● **GIVEN EXERCISE**:
In the data below, locate each line with the word "JSON" and list it.
··· RECORDED INFORMATION
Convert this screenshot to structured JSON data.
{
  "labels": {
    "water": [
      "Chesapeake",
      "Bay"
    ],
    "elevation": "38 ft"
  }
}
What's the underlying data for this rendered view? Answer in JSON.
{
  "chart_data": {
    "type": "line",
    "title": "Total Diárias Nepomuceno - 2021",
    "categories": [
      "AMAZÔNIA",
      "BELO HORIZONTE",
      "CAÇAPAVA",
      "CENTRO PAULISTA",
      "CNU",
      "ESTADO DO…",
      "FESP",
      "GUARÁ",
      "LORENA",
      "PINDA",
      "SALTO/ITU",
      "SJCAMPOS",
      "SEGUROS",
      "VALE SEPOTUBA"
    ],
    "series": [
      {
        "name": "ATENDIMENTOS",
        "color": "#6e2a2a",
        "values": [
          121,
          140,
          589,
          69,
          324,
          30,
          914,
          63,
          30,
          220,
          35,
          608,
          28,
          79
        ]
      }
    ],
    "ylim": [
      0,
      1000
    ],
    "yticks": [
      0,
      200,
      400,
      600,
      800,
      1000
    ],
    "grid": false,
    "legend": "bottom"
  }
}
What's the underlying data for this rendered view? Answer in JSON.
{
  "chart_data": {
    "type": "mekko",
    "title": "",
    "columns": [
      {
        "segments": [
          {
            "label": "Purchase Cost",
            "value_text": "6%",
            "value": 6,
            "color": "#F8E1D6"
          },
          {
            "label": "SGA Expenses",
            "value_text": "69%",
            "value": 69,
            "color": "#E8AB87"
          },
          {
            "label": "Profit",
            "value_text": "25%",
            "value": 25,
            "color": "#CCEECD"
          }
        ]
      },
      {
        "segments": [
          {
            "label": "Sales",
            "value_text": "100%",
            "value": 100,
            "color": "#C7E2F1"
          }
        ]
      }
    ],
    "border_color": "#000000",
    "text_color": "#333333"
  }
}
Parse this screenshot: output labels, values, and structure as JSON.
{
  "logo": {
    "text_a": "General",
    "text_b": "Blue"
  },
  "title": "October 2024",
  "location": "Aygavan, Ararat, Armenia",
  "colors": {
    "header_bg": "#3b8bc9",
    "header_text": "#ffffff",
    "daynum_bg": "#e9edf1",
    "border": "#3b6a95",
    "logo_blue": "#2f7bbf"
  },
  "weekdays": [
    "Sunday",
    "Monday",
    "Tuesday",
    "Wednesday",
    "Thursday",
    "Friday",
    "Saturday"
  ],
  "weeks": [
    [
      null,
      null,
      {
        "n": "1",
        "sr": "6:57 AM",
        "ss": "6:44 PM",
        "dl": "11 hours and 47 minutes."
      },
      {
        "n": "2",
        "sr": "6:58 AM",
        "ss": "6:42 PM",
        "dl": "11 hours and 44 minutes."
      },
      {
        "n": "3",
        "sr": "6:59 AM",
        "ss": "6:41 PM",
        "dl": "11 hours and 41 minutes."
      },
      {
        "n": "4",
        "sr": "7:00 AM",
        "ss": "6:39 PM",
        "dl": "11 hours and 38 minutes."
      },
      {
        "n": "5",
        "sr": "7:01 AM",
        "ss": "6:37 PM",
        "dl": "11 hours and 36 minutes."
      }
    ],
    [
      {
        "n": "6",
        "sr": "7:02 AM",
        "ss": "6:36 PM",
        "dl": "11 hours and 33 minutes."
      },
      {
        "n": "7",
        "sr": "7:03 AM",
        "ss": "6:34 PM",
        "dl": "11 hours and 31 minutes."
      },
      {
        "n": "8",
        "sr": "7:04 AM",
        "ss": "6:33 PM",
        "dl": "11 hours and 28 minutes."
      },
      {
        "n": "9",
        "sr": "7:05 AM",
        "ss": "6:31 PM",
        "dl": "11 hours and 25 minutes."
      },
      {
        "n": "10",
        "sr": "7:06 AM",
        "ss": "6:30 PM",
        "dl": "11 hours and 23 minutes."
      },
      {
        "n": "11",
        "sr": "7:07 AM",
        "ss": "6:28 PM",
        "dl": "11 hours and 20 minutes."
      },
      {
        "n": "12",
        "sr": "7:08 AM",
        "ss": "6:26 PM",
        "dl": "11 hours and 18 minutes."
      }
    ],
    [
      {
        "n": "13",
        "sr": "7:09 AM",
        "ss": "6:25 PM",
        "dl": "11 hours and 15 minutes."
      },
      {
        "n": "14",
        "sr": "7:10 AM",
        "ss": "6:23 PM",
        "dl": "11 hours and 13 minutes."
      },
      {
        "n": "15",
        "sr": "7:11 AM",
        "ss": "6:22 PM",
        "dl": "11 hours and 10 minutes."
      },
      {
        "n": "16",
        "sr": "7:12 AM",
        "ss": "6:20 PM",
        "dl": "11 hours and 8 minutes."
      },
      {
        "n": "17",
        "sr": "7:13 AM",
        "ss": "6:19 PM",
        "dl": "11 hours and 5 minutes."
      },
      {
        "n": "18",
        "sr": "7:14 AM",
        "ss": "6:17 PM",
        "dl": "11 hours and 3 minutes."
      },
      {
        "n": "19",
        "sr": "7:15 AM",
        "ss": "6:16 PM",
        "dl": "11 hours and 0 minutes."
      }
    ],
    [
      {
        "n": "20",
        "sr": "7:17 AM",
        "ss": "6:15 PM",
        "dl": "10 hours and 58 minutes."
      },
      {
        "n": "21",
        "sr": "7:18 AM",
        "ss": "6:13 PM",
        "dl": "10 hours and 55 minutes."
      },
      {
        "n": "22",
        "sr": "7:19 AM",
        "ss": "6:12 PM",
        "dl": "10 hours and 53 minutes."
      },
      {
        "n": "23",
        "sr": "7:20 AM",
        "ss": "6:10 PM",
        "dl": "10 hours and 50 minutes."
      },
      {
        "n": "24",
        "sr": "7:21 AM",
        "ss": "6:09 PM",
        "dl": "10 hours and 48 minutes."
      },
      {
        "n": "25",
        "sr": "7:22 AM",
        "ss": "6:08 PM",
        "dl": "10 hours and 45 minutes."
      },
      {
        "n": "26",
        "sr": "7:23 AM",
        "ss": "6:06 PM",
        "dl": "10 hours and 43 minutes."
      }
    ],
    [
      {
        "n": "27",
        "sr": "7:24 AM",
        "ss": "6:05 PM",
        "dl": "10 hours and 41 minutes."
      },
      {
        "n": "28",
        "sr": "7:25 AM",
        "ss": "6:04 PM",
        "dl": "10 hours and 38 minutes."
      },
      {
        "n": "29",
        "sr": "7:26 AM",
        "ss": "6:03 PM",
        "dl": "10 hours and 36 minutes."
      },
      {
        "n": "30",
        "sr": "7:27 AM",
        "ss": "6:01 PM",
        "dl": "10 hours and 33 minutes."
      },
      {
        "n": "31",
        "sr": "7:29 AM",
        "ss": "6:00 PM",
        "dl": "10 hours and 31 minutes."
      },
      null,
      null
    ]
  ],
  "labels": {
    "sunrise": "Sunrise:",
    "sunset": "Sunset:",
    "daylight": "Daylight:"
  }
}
······
● **SOLUTION TO THIS EXERCISE**:
Convert this screenshot to structured JSON data.
What's the underlying data for this rendered view? Answer in JSON.
What's the underlying data for this rendered view? Answer in JSON.
Parse this screenshot: output labels, values, and structure as JSON.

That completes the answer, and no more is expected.